-------- Provided data --------
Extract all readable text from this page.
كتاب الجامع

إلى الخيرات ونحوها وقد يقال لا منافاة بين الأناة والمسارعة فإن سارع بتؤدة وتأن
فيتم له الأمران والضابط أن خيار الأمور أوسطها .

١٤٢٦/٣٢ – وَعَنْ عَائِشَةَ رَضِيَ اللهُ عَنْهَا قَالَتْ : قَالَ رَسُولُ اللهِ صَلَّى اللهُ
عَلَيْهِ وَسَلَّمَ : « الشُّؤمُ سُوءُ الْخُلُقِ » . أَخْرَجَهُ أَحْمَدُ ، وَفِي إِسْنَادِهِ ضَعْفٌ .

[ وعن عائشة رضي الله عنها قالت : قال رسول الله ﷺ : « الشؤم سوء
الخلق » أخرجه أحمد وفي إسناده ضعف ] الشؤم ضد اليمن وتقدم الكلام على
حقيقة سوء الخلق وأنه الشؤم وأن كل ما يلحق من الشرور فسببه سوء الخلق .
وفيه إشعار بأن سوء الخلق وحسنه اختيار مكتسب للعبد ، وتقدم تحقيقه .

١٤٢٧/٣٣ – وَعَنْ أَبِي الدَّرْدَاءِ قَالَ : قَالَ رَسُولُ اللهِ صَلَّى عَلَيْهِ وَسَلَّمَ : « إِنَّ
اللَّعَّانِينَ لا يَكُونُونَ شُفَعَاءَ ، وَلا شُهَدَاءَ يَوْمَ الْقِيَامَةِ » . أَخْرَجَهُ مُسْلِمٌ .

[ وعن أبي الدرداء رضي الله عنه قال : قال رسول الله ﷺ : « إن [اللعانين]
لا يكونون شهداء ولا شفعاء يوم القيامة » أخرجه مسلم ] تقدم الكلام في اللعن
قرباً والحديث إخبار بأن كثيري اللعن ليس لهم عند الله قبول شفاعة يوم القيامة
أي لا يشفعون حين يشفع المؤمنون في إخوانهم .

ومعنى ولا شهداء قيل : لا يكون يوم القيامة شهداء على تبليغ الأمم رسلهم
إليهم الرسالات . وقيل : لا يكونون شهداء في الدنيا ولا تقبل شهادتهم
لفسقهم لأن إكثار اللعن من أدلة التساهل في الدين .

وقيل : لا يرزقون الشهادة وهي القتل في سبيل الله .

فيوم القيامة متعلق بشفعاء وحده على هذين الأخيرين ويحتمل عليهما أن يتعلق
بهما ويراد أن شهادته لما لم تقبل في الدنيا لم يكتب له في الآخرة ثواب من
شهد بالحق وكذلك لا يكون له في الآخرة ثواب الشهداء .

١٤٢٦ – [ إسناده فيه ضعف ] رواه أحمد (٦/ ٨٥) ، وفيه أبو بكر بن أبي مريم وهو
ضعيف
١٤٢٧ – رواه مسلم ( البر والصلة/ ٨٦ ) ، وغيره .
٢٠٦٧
--------
Instruction:
Copy each line above where the string "الدنيا" occurs.

Completed task:
إليهم الرسالات . وقيل : لا يكونون شهداء في الدنيا ولا تقبل شهادتهم
بهما ويراد أن شهادته لما لم تقبل في الدنيا لم يكتب له في الآخرة ثواب من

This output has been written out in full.